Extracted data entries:
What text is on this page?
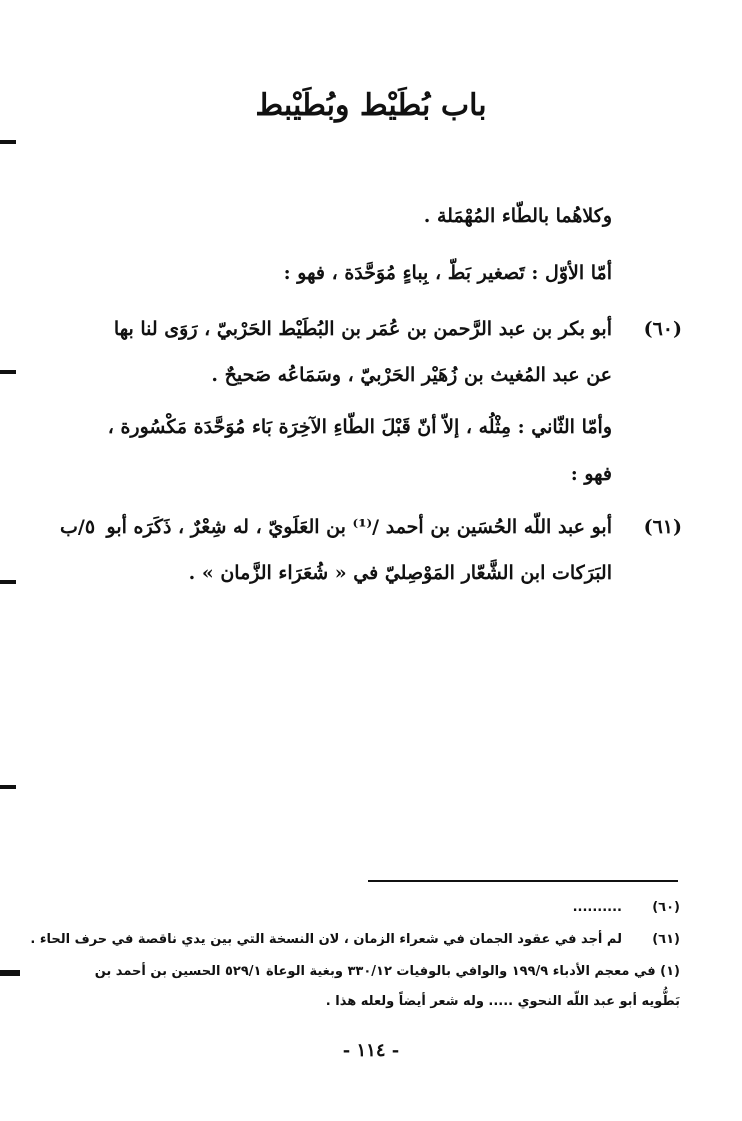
باب بُطَيْط وبُطَيْبط
وكلاهُما بالطّاء المُهْمَلة .
أمّا الأوّل : تَصغير بَطّ ، بِباءٍ مُوَحَّدَة ، فهو :
(٦٠)
أبو بكر بن عبد الرَّحمن بن عُمَر بن البُطَيْط الحَرْبيّ ، رَوَى لنا بها
عن عبد المُغيث بن زُهَيْر الحَرْبيّ ، وسَمَاعُه صَحيحٌ .
وأمّا الثّاني : مِثْلُه ، إلاّ أنّ قَبْلَ الطّاءِ الآخِرَة بَاء مُوَحَّدَة مَكْسُورة ،
فهو :
(٦١)
٥/ب أبو عبد اللّه الحُسَين بن أحمد /⁽¹⁾ بن العَلَويّ ، له شِعْرٌ ، ذَكَرَه أبو
البَرَكات ابن الشَّعّار المَوْصِليّ في « شُعَرَاء الزَّمان » .
(٦٠)
..........
(٦١)
لم أجد في عقود الجمان في شعراء الزمان ، لان النسخة التي بين يدي ناقصة في حرف الحاء .
(١) في معجم الأدباء ١٩٩/٩ والوافي بالوفيات ٣٣٠/١٢ وبغية الوعاة ٥٢٩/١ الحسين بن أحمد بن
بَطُّويه أبو عبد اللّه النحوي ..... وله شعر أيضاً ولعله هذا .
- ١١٤ -
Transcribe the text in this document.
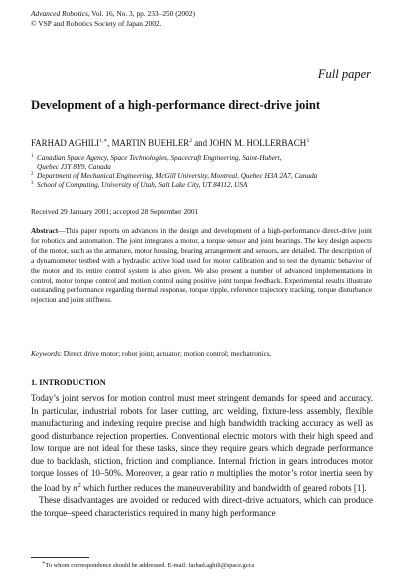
Advanced Robotics, Vol. 16, No. 3, pp. 233–250 (2002)
© VSP and Robotics Society of Japan 2002.
Full paper
Development of a high-performance direct-drive joint
FARHAD $AGHILI^{1,∗}$, MARTIN BUEHLER$^2$ and JOHN M. HOLLERBACH$^3$
1 Canadian Space Agency, Space Technologies, Spacecraft Engineering, Saint-Hubert,
Quebec J3Y 8Y9, Canada
2 Department of Mechanical Engineering, McGill University, Montreal, Quebec H3A 2A7, Canada
3 School of Computing, University of Utah, Salt Lake City, UT 84112, USA
Received 29 January 2001; accepted 28 September 2001
Abstract—This paper reports on advances in the design and development of a high-performance direct-drive joint for robotics and automation. The joint integrates a motor, a torque sensor and joint bearings. The key design aspects of the motor, such as the armature, motor housing, bearing arrangement and sensors, are detailed. The description of a dynamometer testbed with a hydraulic active load used for motor calibration and to test the dynamic behavior of the motor and its entire control system is also given. We also present a number of advanced implementations in control, motor torque control and motion control using positive joint torque feedback. Experimental results illustrate outstanding performance regarding thermal response, torque ripple, reference trajectory tracking, torque disturbance rejection and joint stiffness.
Keywords: Direct drive motor; robot joint; actuator; motion control; mechatronics.
1. INTRODUCTION

Today’s joint servos for motion control must meet stringent demands for speed and accuracy. In particular, industrial robots for laser cutting, arc welding, fixture-less assembly, flexible manufacturing and indexing require precise and high bandwidth tracking accuracy as well as good disturbance rejection properties. Conventional electric motors with their high speed and low torque are not ideal for these tasks, since they require gears which degrade performance due to backlash, stiction, friction and compliance. Internal friction in gears introduces motor torque losses of 10–50%. Moreover, a gear ratio n multiplies the motor’s rotor inertia seen by the load by $n^2$ which further reduces the maneuverability and bandwidth of geared robots [1].

These disadvantages are avoided or reduced with direct-drive actuators, which can produce the torque–speed characteristics required in many high performance

∗To whom correspondence should be addressed. E-mail: farhad.aghili@space.gcca
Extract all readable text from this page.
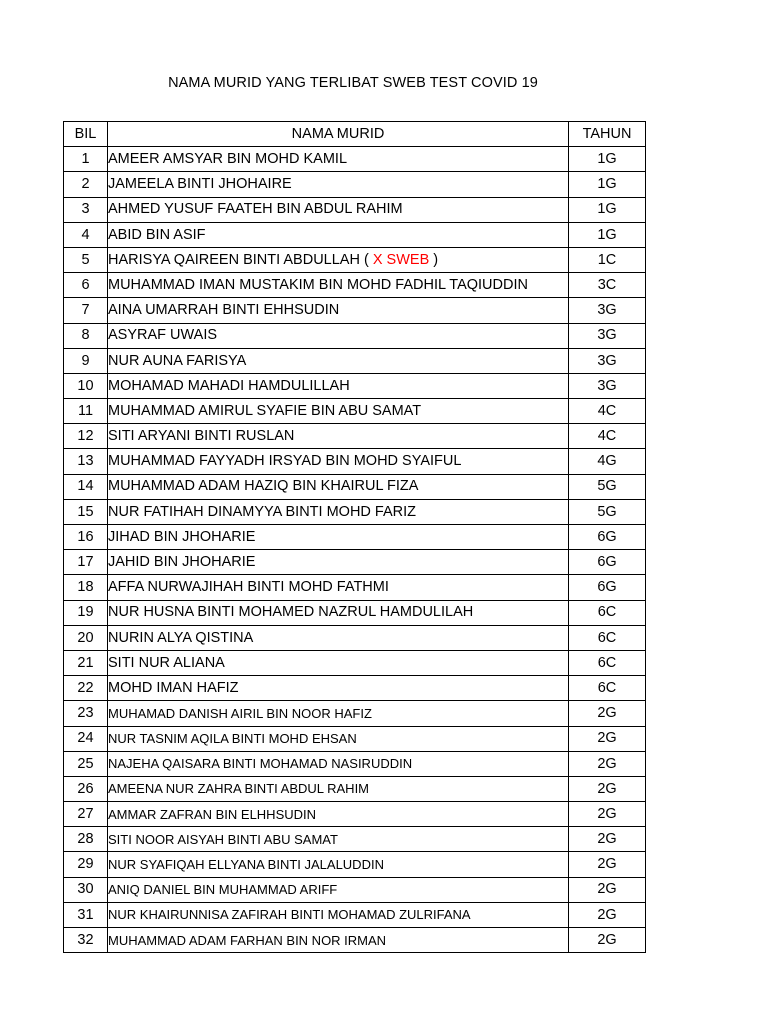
NAMA MURID YANG TERLIBAT SWEB TEST COVID 19
BIL	NAMA MURID	TAHUN
1	AMEER AMSYAR BIN MOHD KAMIL	1G
2	JAMEELA BINTI JHOHAIRE	1G
3	AHMED YUSUF FAATEH BIN ABDUL RAHIM	1G
4	ABID BIN ASIF	1G
5	HARISYA QAIREEN BINTI ABDULLAH ( X SWEB )	1C
6	MUHAMMAD IMAN MUSTAKIM BIN MOHD FADHIL TAQIUDDIN	3C
7	AINA UMARRAH BINTI EHHSUDIN	3G
8	ASYRAF UWAIS	3G
9	NUR AUNA FARISYA	3G
10	MOHAMAD MAHADI HAMDULILLAH	3G
11	MUHAMMAD AMIRUL SYAFIE BIN ABU SAMAT	4C
12	SITI ARYANI BINTI RUSLAN	4C
13	MUHAMMAD FAYYADH IRSYAD BIN MOHD SYAIFUL	4G
14	MUHAMMAD ADAM HAZIQ BIN KHAIRUL FIZA	5G
15	NUR FATIHAH DINAMYYA BINTI MOHD FARIZ	5G
16	JIHAD BIN JHOHARIE	6G
17	JAHID BIN JHOHARIE	6G
18	AFFA NURWAJIHAH BINTI MOHD FATHMI	6G
19	NUR HUSNA BINTI MOHAMED NAZRUL HAMDULILAH	6C
20	NURIN ALYA QISTINA	6C
21	SITI NUR ALIANA	6C
22	MOHD IMAN HAFIZ	6C
23	MUHAMAD DANISH AIRIL BIN NOOR HAFIZ	2G
24	NUR TASNIM AQILA BINTI MOHD EHSAN	2G
25	NAJEHA QAISARA BINTI MOHAMAD NASIRUDDIN	2G
26	AMEENA NUR ZAHRA BINTI ABDUL RAHIM	2G
27	AMMAR ZAFRAN BIN ELHHSUDIN	2G
28	SITI NOOR AISYAH BINTI ABU SAMAT	2G
29	NUR SYAFIQAH ELLYANA BINTI JALALUDDIN	2G
30	ANIQ DANIEL BIN MUHAMMAD ARIFF	2G
31	NUR KHAIRUNNISA ZAFIRAH BINTI MOHAMAD ZULRIFANA	2G
32	MUHAMMAD ADAM FARHAN BIN NOR IRMAN	2G
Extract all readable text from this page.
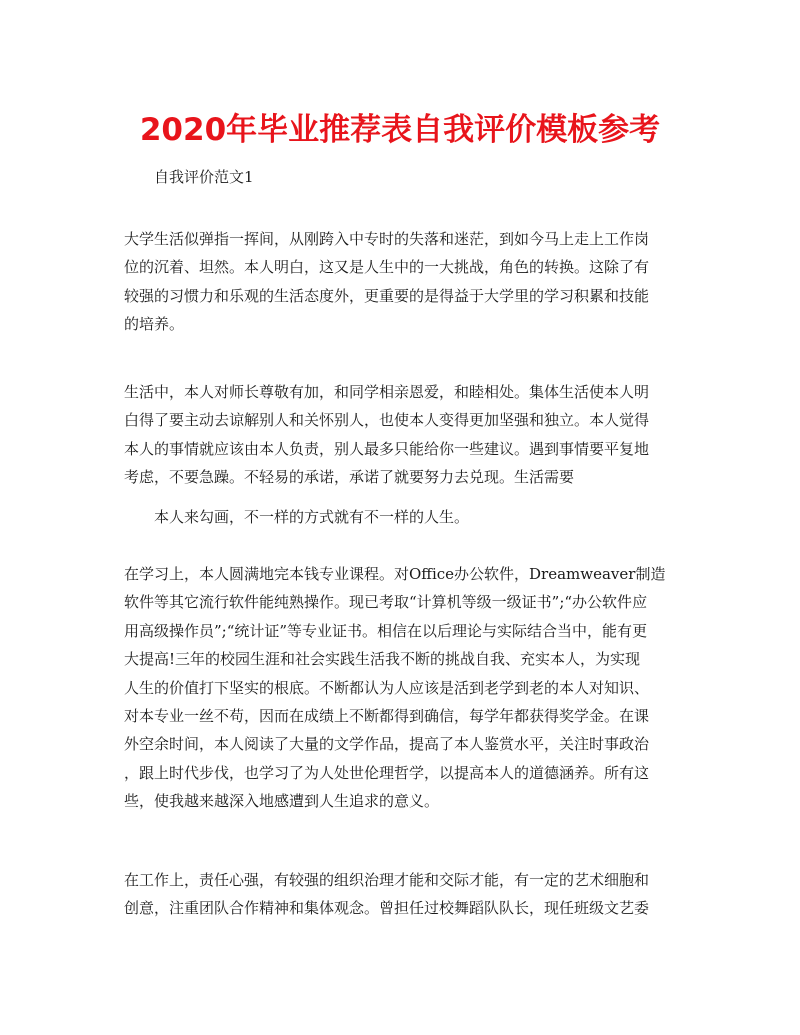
2020年毕业推荐表自我评价模板参考
自我评价范文1
大学生活似弹指一挥间，从刚跨入中专时的失落和迷茫，到如今马上走上工作岗
位的沉着、坦然。本人明白，这又是人生中的一大挑战，角色的转换。这除了有
较强的习惯力和乐观的生活态度外，更重要的是得益于大学里的学习积累和技能
的培养。
生活中，本人对师长尊敬有加，和同学相亲恩爱，和睦相处。集体生活使本人明
白得了要主动去谅解别人和关怀别人，也使本人变得更加坚强和独立。本人觉得
本人的事情就应该由本人负责，别人最多只能给你一些建议。遇到事情要平复地
考虑，不要急躁。不轻易的承诺，承诺了就要努力去兑现。生活需要
本人来勾画，不一样的方式就有不一样的人生。
在学习上，本人圆满地完本钱专业课程。对Office办公软件，Dreamweaver制造
软件等其它流行软件能纯熟操作。现已考取“计算机等级一级证书”;“办公软件应
用高级操作员”;“统计证”等专业证书。相信在以后理论与实际结合当中，能有更
大提高!三年的校园生涯和社会实践生活我不断的挑战自我、充实本人，为实现
人生的价值打下坚实的根底。不断都认为人应该是活到老学到老的本人对知识、
对本专业一丝不苟，因而在成绩上不断都得到确信，每学年都获得奖学金。在课
外空余时间，本人阅读了大量的文学作品，提高了本人鉴赏水平，关注时事政治
，跟上时代步伐，也学习了为人处世伦理哲学，以提高本人的道德涵养。所有这
些，使我越来越深入地感遭到人生追求的意义。
在工作上，责任心强，有较强的组织治理才能和交际才能，有一定的艺术细胞和
创意，注重团队合作精神和集体观念。曾担任过校舞蹈队队长，现任班级文艺委
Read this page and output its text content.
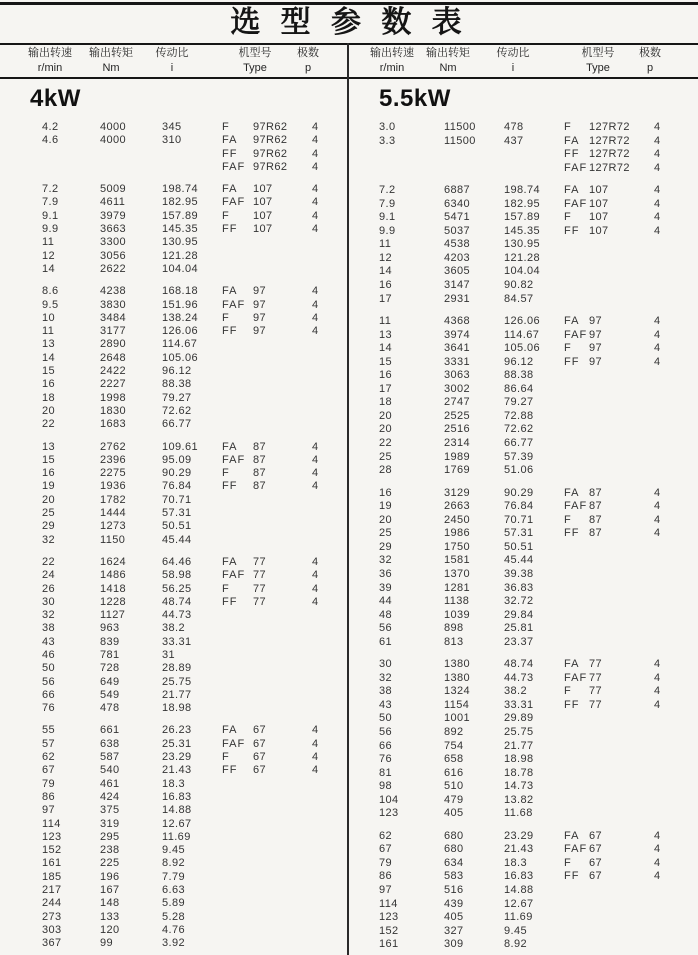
选 型 参 数 表
输出转速
r/min
输出转矩
Nm
传动比
i
机型号
Type
极数
p
输出转速
r/min
输出转矩
Nm
传动比
i
机型号
Type
极数
p
4kW
4.2	4000	345	F	97R62	4
4.6	4000	310	FA	97R62	4
FF	97R62	4
FAF 97R62	4
7.2	5009	198.74	FA	107	4
7.9	4611	182.95	FAF 107	4
9.1	3979	157.89	F	107	4
9.9	3663	145.35	FF	107	4
11	3300	130.95
12	3056	121.28
14	2622	104.04
8.6	4238	168.18	FA	97	4
9.5	3830	151.96	FAF 97	4
10	3484	138.24	F	97	4
11	3177	126.06	FF	97	4
13	2890	114.67
14	2648	105.06
15	2422	96.12
16	2227	88.38
18	1998	79.27
20	1830	72.62
22	1683	66.77
13	2762	109.61	FA	87	4
15	2396	95.09	FAF 87	4
16	2275	90.29	F	87	4
19	1936	76.84	FF	87	4
20	1782	70.71
25	1444	57.31
29	1273	50.51
32	1150	45.44
22	1624	64.46	FA	77	4
24	1486	58.98	FAF 77	4
26	1418	56.25	F	77	4
30	1228	48.74	FF	77	4
32	1127	44.73
38	963	38.2
43	839	33.31
46	781	31
50	728	28.89
56	649	25.75
66	549	21.77
76	478	18.98
55	661	26.23	FA	67	4
57	638	25.31	FAF 67	4
62	587	23.29	F	67	4
67	540	21.43	FF	67	4
79	461	18.3
86	424	16.83
97	375	14.88
114	319	12.67
123	295	11.69
152	238	9.45
161	225	8.92
185	196	7.79
217	167	6.63
244	148	5.89
273	133	5.28
303	120	4.76
367	99	3.92
5.5kW
3.0	11500	478	F	127R72	4
3.3	11500	437	FA 127R72	4
FF 127R72	4
FAF 127R72	4
7.2	6887	198.74	FA 107	4
7.9	6340	182.95	FAF 107	4
9.1	5471	157.89	F	107	4
9.9	5037	145.35	FF 107	4
11	4538	130.95
12	4203	121.28
14	3605	104.04
16	3147	90.82
17	2931	84.57
11	4368	126.06	FA 97	4
13	3974	114.67	FAF 97	4
14	3641	105.06	F	97	4
15	3331	96.12	FF 97	4
16	3063	88.38
17	3002	86.64
18	2747	79.27
20	2525	72.88
20	2516	72.62
22	2314	66.77
25	1989	57.39
28	1769	51.06
16	3129	90.29	FA 87	4
19	2663	76.84	FAF 87	4
20	2450	70.71	F	87	4
25	1986	57.31	FF 87	4
29	1750	50.51
32	1581	45.44
36	1370	39.38
39	1281	36.83
44	1138	32.72
48	1039	29.84
56	898	25.81
61	813	23.37
30	1380	48.74	FA 77	4
32	1380	44.73	FAF 77	4
38	1324	38.2	F	77	4
43	1154	33.31	FF 77	4
50	1001	29.89
56	892	25.75
66	754	21.77
76	658	18.98
81	616	18.78
98	510	14.73
104	479	13.82
123	405	11.68
62	680	23.29	FA 67	4
67	680	21.43	FAF 67	4
79	634	18.3	F	67	4
86	583	16.83	FF 67	4
97	516	14.88
114	439	12.67
123	405	11.69
152	327	9.45
161	309	8.92
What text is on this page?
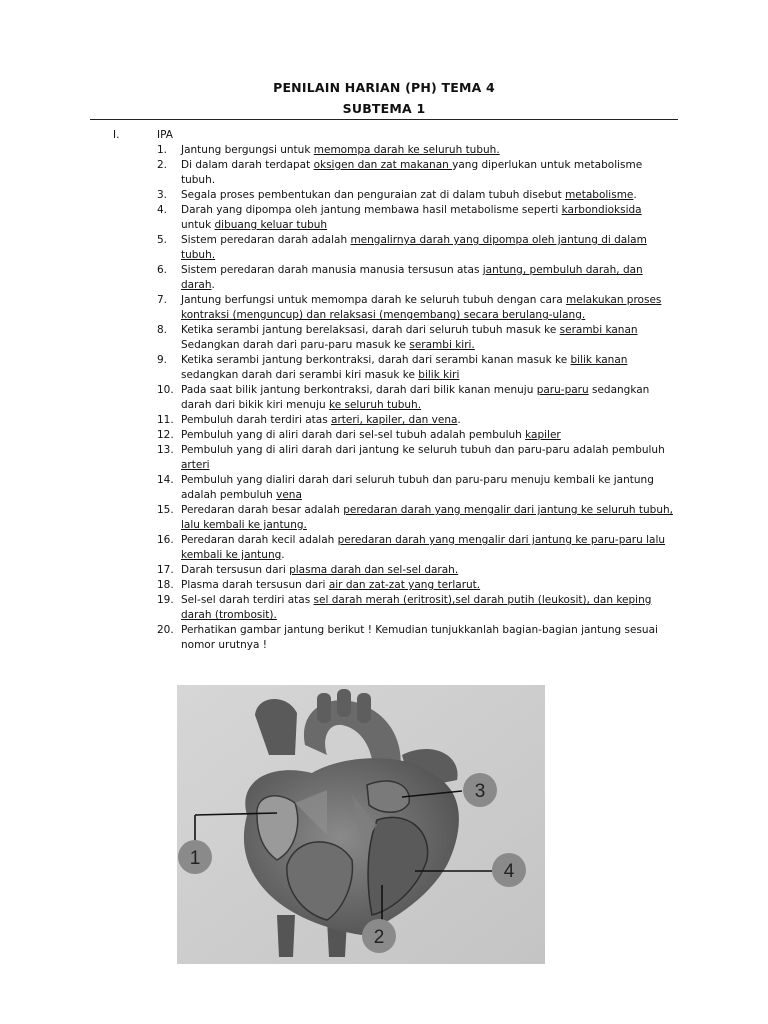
PENILAIN HARIAN (PH) TEMA 4
SUBTEMA 1
I.	IPA
1.	Jantung bergungsi untuk memompa darah ke seluruh tubuh.
2.	Di dalam darah terdapat oksigen dan zat makanan yang diperlukan untuk metabolisme tubuh.
3.	Segala proses pembentukan dan penguraian zat di dalam tubuh disebut metabolisme.
4.	Darah yang dipompa oleh jantung membawa hasil metabolisme seperti karbondioksida untuk dibuang keluar tubuh
5.	Sistem peredaran darah adalah mengalirnya darah yang dipompa oleh jantung di dalam tubuh.
6.	Sistem peredaran darah manusia manusia tersusun atas jantung, pembuluh darah, dan darah.
7.	Jantung berfungsi untuk memompa darah ke seluruh tubuh dengan cara melakukan proses kontraksi (menguncup) dan relaksasi (mengembang) secara berulang-ulang.
8.	Ketika serambi jantung berelaksasi, darah dari seluruh tubuh masuk ke serambi kanan Sedangkan darah dari paru-paru masuk ke serambi kiri.
9.	Ketika serambi jantung berkontraksi, darah dari serambi kanan masuk ke bilik kanan sedangkan darah dari serambi kiri masuk ke bilik kiri
10. Pada saat bilik jantung berkontraksi, darah dari bilik kanan menuju paru-paru sedangkan darah dari bikik kiri menuju ke seluruh tubuh.
11. Pembuluh darah terdiri atas arteri, kapiler, dan vena.
12. Pembuluh yang di aliri darah dari sel-sel tubuh adalah pembuluh kapiler
13. Pembuluh yang di aliri darah dari jantung ke seluruh tubuh dan paru-paru adalah pembuluh arteri
14. Pembuluh yang dialiri darah dari seluruh tubuh dan paru-paru menuju kembali ke jantung adalah pembuluh vena
15. Peredaran darah besar adalah peredaran darah yang mengalir dari jantung ke seluruh tubuh, lalu kembali ke jantung.
16. Peredaran darah kecil adalah peredaran darah yang mengalir dari jantung ke paru-paru lalu kembali ke jantung.
17. Darah tersusun dari plasma darah dan sel-sel darah.
18. Plasma darah tersusun dari air dan zat-zat yang terlarut.
19. Sel-sel darah terdiri atas sel darah merah (eritrosit),sel darah putih (leukosit), dan keping darah (trombosit).
20. Perhatikan gambar jantung berikut ! Kemudian tunjukkanlah bagian-bagian jantung sesuai nomor urutnya !
1
2
3
4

**TASK DIRECTIONS:** Copy in full each line that holds the word "metabolisme".

**EXERCISE SOLUTION:**
2.	Di dalam darah terdapat oksigen dan zat makanan yang diperlukan untuk metabolisme tubuh.
3.	Segala proses pembentukan dan penguraian zat di dalam tubuh disebut metabolisme.
4.	Darah yang dipompa oleh jantung membawa hasil metabolisme seperti karbondioksida untuk dibuang keluar tubuh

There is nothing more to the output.